[Stored items]
********

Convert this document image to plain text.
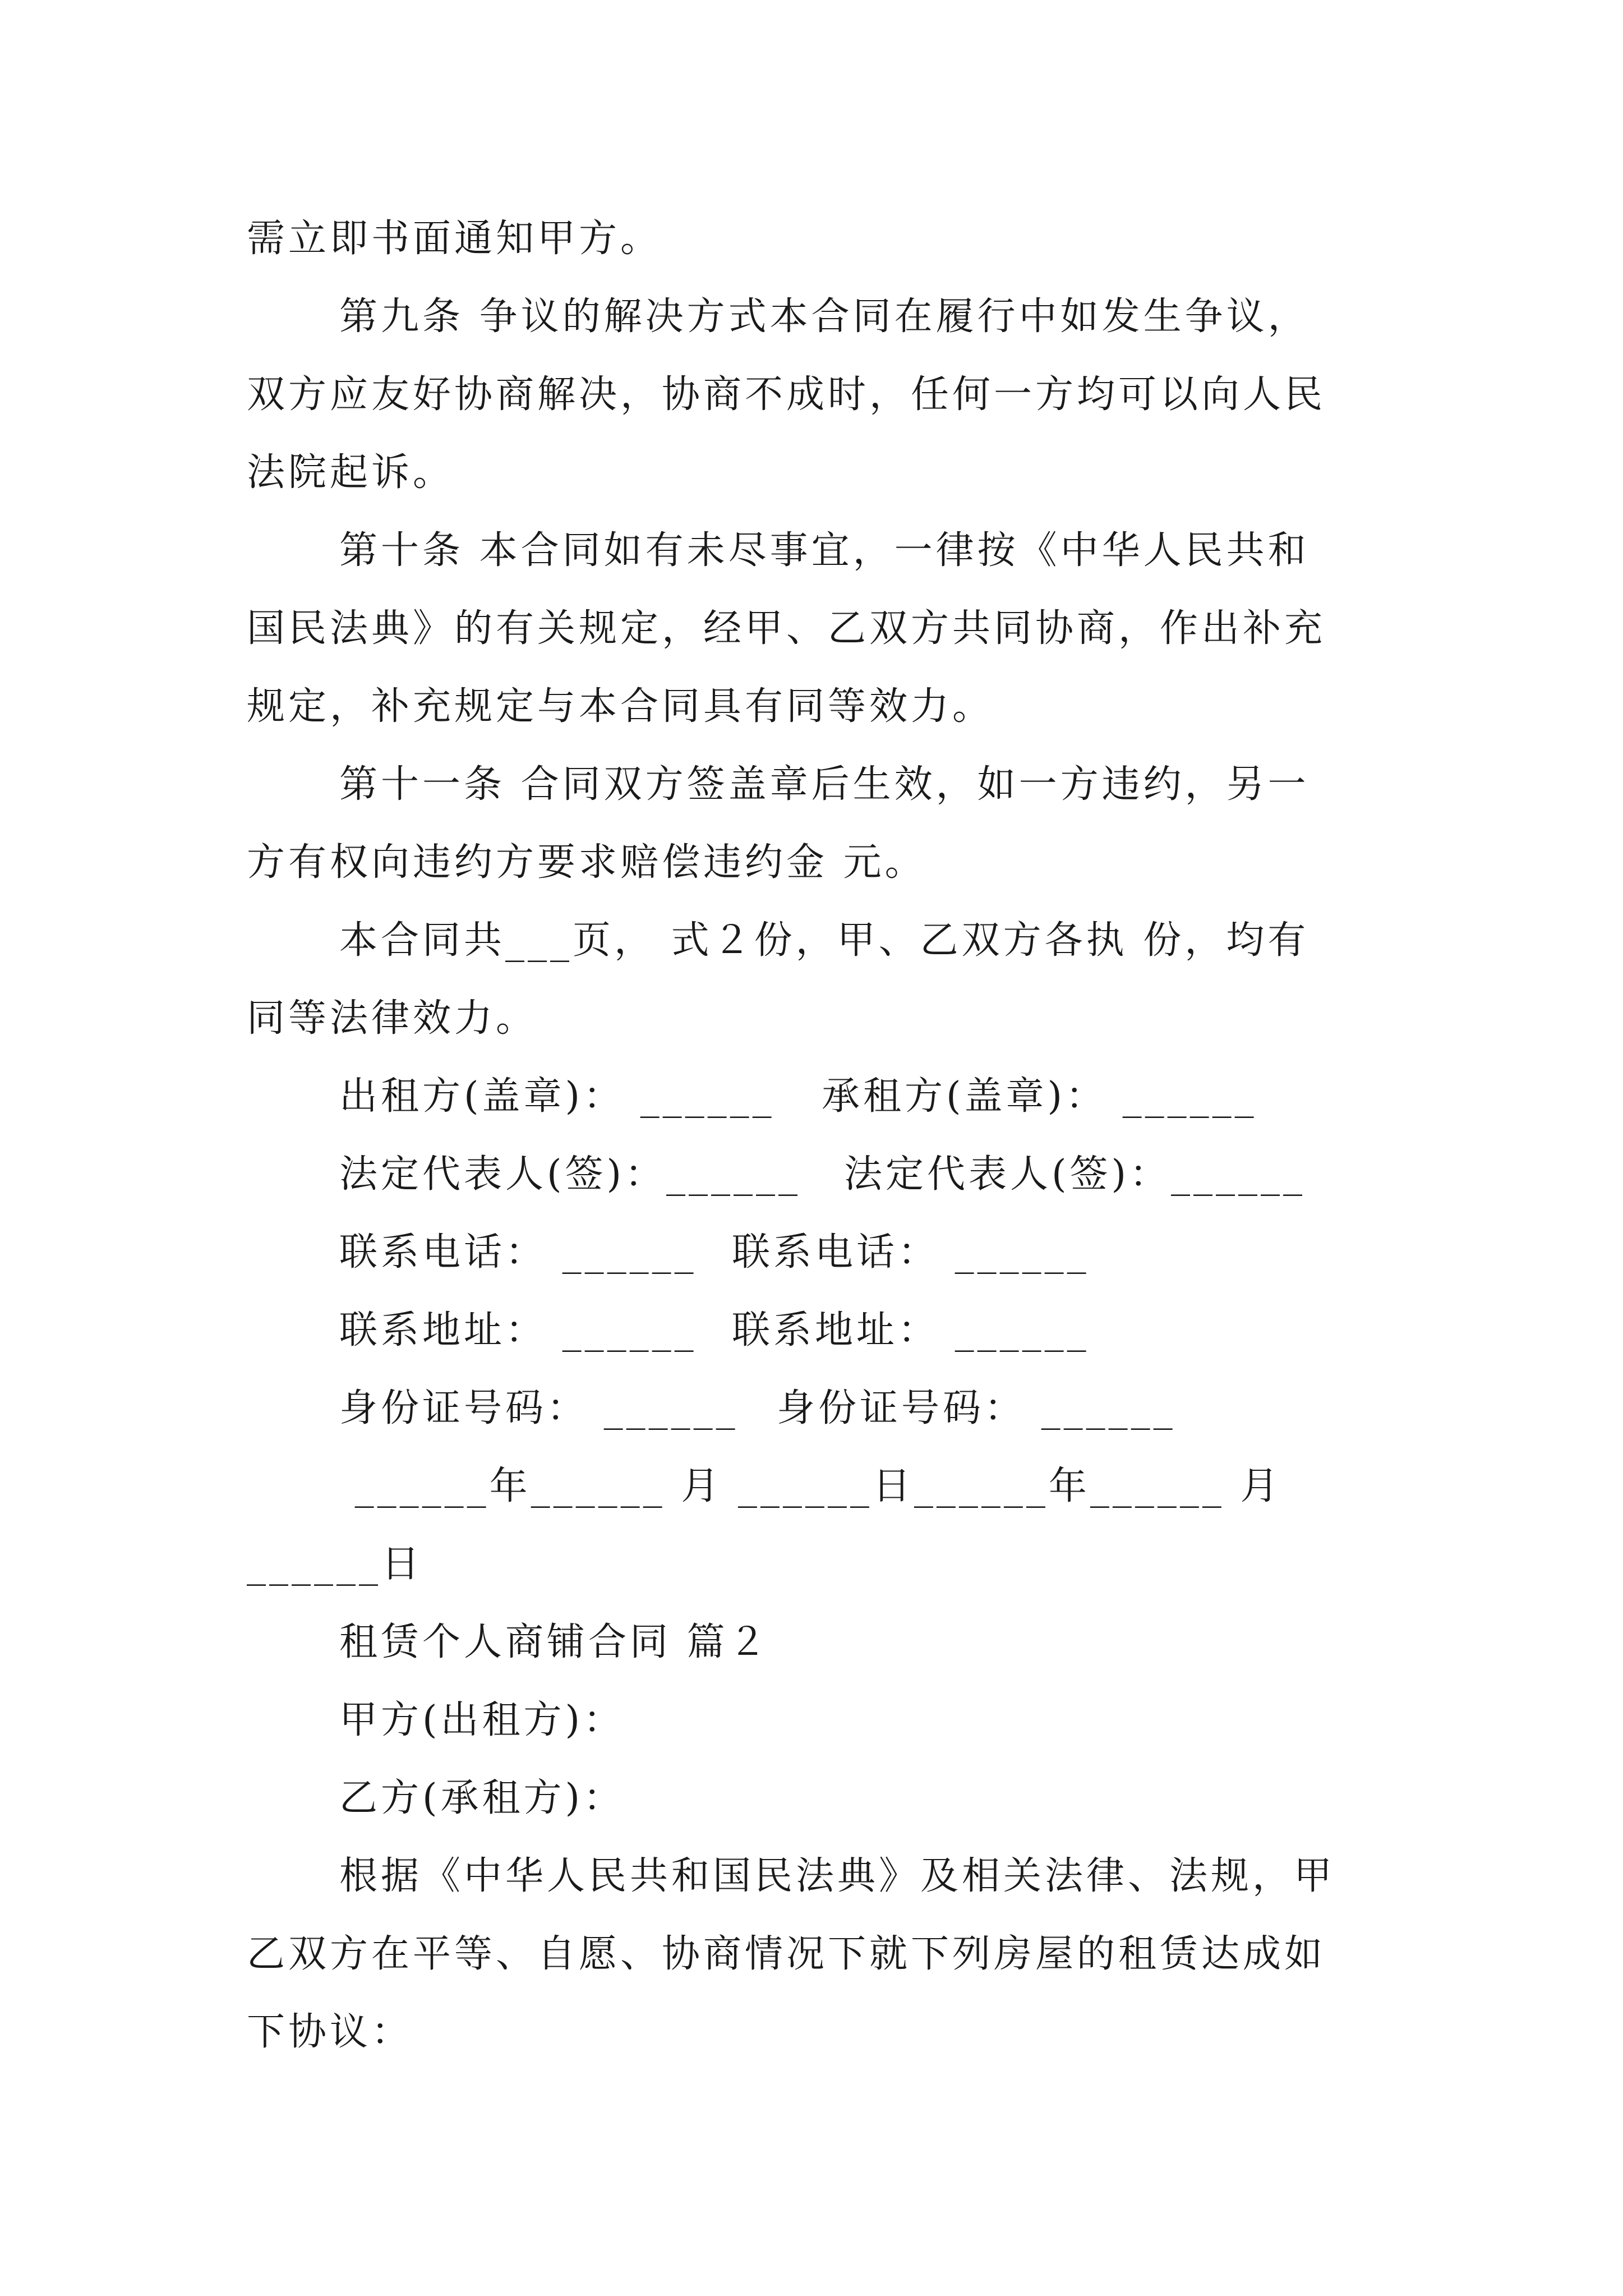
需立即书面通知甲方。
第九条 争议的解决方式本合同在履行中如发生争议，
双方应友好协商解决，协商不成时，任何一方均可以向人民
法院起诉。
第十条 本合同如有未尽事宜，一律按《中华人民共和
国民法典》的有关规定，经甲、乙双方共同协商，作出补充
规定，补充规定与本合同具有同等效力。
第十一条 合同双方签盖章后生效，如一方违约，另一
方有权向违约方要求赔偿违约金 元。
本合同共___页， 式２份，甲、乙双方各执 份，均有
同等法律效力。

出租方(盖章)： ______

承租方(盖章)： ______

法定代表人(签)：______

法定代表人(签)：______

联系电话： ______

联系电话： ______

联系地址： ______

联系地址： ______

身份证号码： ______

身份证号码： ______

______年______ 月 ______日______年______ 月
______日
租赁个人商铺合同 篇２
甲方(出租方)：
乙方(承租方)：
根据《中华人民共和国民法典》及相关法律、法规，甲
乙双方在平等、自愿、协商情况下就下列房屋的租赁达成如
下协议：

********

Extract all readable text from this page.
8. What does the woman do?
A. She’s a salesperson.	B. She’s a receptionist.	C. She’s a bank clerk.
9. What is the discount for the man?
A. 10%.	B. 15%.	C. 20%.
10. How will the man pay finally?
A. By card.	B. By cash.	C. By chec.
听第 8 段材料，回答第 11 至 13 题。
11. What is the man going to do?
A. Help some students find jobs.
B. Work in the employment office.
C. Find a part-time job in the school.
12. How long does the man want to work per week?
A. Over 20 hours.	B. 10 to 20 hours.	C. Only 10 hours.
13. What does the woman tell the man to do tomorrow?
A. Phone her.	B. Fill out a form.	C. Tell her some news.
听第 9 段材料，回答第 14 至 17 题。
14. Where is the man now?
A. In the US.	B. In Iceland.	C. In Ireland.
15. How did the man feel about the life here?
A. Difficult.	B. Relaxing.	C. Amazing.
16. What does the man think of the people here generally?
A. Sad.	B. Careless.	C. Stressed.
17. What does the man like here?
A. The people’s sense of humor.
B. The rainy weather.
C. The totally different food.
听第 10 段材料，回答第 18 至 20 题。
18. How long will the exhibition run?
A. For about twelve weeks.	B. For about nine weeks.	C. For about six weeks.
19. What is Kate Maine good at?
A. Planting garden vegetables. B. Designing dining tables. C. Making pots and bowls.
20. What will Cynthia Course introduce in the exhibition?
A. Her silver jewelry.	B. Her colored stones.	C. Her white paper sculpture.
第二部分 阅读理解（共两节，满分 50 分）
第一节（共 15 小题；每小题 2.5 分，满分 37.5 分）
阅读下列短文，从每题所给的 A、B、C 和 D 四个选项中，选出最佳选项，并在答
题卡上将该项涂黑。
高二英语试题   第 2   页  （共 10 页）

********

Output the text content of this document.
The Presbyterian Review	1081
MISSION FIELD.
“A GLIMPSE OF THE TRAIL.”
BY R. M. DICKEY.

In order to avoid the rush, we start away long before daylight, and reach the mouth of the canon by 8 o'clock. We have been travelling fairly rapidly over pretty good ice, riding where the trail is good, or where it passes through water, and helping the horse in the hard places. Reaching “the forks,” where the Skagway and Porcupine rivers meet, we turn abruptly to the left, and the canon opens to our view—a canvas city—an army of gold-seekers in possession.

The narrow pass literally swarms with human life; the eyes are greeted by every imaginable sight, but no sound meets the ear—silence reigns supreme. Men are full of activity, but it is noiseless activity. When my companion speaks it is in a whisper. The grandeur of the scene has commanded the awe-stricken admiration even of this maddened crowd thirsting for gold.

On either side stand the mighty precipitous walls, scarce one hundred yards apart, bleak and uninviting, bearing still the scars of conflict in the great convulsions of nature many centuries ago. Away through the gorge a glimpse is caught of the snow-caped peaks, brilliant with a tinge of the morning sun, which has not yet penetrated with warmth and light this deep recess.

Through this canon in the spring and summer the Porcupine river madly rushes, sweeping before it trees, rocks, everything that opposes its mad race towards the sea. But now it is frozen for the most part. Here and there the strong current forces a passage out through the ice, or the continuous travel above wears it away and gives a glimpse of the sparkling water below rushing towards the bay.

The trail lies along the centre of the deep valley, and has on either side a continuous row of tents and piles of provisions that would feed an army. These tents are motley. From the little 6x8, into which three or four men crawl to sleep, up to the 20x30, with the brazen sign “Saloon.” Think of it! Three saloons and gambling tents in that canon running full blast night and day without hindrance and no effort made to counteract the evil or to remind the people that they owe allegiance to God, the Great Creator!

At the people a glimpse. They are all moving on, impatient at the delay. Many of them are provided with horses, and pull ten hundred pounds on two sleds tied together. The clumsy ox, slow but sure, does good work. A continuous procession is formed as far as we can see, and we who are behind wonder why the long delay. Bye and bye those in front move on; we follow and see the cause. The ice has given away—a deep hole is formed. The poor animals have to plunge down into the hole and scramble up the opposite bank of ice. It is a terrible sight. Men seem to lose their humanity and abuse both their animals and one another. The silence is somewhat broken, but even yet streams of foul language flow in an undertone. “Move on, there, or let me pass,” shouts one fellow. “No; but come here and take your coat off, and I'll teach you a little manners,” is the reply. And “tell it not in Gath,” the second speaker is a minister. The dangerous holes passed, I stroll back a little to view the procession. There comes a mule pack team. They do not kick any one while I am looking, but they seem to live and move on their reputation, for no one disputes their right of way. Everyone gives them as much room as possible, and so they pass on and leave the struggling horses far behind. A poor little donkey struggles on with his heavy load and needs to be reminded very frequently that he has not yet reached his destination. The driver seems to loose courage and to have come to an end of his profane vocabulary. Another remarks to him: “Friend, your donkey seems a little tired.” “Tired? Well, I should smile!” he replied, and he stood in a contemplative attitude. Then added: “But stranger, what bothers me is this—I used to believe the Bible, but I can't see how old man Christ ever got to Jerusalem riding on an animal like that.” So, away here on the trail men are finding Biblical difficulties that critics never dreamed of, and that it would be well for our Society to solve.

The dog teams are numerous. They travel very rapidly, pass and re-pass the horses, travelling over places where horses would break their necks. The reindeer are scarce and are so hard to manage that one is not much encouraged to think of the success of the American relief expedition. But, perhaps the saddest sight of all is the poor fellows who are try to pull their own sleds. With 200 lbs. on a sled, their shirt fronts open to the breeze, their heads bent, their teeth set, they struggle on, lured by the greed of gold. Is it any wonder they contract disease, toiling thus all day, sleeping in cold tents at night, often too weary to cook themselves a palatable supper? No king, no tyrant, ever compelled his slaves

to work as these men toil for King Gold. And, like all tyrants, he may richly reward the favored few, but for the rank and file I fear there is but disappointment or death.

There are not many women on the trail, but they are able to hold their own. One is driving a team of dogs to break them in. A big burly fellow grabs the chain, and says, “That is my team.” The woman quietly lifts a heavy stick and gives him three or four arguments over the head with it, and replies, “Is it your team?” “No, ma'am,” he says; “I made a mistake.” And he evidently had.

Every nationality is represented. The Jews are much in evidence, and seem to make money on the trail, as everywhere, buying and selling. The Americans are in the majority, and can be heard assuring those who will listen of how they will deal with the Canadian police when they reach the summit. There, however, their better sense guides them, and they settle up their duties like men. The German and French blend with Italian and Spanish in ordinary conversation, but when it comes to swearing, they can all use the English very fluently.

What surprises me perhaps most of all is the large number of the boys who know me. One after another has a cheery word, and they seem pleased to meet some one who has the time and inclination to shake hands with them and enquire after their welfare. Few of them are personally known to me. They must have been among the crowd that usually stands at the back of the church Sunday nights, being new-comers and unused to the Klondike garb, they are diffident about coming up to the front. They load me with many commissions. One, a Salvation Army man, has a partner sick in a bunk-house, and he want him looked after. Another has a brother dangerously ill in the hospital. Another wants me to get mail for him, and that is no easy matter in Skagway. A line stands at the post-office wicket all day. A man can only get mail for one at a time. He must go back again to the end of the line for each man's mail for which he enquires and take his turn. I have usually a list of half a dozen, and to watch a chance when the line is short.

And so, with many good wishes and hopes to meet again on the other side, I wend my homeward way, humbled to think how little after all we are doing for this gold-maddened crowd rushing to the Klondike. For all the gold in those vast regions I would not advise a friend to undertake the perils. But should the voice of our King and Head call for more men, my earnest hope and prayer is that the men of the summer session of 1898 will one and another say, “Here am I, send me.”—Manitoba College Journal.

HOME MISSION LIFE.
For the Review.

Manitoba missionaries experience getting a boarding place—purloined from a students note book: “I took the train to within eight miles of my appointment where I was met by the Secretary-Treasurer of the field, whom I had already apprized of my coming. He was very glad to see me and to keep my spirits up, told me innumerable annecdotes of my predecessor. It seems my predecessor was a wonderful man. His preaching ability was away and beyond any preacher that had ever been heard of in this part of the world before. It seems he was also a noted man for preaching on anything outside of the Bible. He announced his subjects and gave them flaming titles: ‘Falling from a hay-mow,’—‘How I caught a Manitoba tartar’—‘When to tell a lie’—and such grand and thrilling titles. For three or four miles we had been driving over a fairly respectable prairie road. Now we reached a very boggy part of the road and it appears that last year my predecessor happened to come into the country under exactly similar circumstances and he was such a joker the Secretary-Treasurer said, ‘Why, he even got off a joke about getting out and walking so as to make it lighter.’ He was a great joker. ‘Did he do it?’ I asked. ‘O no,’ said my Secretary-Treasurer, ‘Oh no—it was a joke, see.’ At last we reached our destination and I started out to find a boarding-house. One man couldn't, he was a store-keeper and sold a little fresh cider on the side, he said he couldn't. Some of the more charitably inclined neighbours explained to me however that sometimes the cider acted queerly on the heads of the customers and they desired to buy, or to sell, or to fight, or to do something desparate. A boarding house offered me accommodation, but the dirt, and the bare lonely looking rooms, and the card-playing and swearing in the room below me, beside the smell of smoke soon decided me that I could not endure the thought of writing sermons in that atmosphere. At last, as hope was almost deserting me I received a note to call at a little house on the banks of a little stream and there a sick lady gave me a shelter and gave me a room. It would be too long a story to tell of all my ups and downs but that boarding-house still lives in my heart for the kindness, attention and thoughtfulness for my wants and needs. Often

********

List every line above that holds the word "will".

• **Exercise solution**
10. How will the man pay finally?
18. How long will the exhibition run?
20. What will Cynthia Course introduce in the exhibition?
Every nationality is represented. The Jews are much in evidence, and seem to make money on the trail, as everywhere, buying and selling. The Americans are in the majority, and can be heard assuring those who will listen of how they will deal with the Canadian police when they reach the summit. There, however, their better sense guides them, and they settle up their duties like men. The German and French blend with Italian and Spanish in ordinary conversation, but when it comes to swearing, they can all use the English very fluently.
And so, with many good wishes and hopes to meet again on the other side, I wend my homeward way, humbled to think how little after all we are doing for this gold-maddened crowd rushing to the Klondike. For all the gold in those vast regions I would not advise a friend to undertake the perils. But should the voice of our King and Head call for more men, my earnest hope and prayer is that the men of the summer session of 1898 will one and another say, “Here am I, send me.”—Manitoba College Journal.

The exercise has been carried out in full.